GOAL :: Copy the lines of the material between the line containing "selection-start-time: 0:43.0 [240,347,290,367]" and the line containing "fade-controls: Плавное начало", inclusive, reproducing each one character for character.

MATERIAL FOR THIS TASK ::
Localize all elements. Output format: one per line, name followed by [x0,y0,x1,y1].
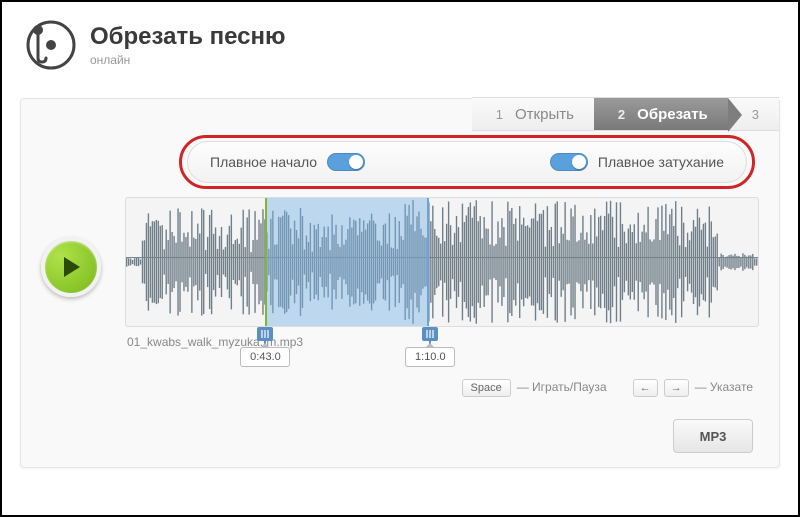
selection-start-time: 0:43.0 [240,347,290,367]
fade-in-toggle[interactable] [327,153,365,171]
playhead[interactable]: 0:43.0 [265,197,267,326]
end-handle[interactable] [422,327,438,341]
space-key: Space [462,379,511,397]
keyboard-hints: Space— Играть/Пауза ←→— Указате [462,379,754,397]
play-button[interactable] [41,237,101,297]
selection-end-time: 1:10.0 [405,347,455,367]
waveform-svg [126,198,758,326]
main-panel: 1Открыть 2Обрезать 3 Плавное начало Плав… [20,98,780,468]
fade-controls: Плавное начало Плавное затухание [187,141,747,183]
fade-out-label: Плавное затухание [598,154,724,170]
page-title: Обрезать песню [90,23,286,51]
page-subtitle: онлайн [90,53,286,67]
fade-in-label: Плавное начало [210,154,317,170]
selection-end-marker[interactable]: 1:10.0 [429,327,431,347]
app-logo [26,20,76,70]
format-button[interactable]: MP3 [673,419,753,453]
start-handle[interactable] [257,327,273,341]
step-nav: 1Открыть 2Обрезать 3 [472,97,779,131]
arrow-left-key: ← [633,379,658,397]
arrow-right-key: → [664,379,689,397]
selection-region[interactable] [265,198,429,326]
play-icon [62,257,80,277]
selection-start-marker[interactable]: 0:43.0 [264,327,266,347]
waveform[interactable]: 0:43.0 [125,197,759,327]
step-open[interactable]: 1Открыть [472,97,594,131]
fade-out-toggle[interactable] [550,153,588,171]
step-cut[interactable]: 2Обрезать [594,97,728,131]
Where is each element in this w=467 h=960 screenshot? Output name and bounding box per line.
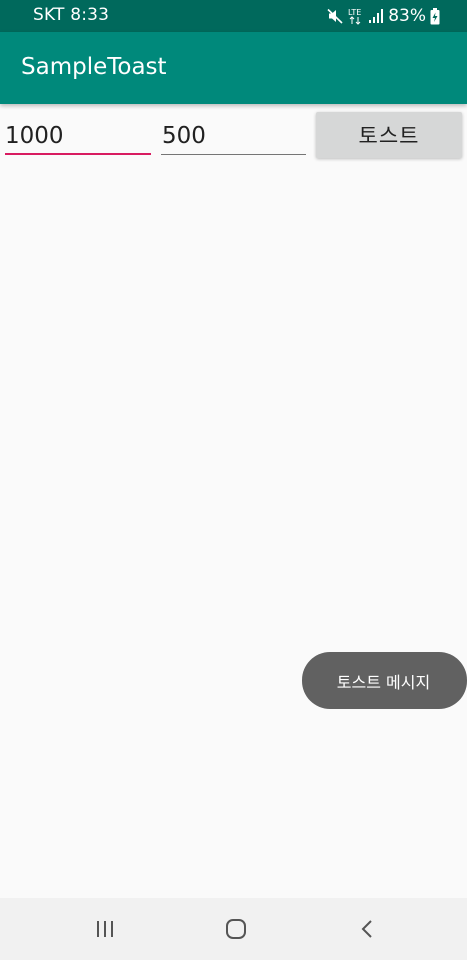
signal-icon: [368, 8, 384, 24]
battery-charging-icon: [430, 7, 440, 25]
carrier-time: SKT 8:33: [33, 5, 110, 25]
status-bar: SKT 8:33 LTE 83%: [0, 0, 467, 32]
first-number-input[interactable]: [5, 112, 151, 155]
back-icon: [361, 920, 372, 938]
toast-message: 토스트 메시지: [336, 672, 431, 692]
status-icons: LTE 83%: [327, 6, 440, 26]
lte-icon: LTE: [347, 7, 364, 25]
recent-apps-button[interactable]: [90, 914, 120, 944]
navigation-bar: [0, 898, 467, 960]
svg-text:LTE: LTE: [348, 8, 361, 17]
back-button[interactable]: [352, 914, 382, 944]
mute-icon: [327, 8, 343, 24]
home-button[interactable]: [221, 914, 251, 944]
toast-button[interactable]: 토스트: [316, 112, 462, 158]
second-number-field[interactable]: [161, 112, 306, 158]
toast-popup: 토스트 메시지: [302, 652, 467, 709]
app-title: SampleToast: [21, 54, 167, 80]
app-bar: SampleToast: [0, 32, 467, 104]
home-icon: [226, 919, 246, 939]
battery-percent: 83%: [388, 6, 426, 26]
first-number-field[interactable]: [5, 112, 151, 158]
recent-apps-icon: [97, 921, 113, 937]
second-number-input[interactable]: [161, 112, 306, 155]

SOLVED EXERCISE ::
selection-start-time: 0:43.0 [240,347,290,367]
fade-in-toggle[interactable] [327,153,365,171]
playhead[interactable]: 0:43.0 [265,197,267,326]
end-handle[interactable] [422,327,438,341]
space-key: Space [462,379,511,397]
keyboard-hints: Space— Играть/Пауза ←→— Указате [462,379,754,397]
play-button[interactable] [41,237,101,297]
selection-end-time: 1:10.0 [405,347,455,367]
waveform-svg [126,198,758,326]
main-panel: 1Открыть 2Обрезать 3 Плавное начало Плав… [20,98,780,468]
fade-controls: Плавное начало Плавное затухание [187,141,747,183]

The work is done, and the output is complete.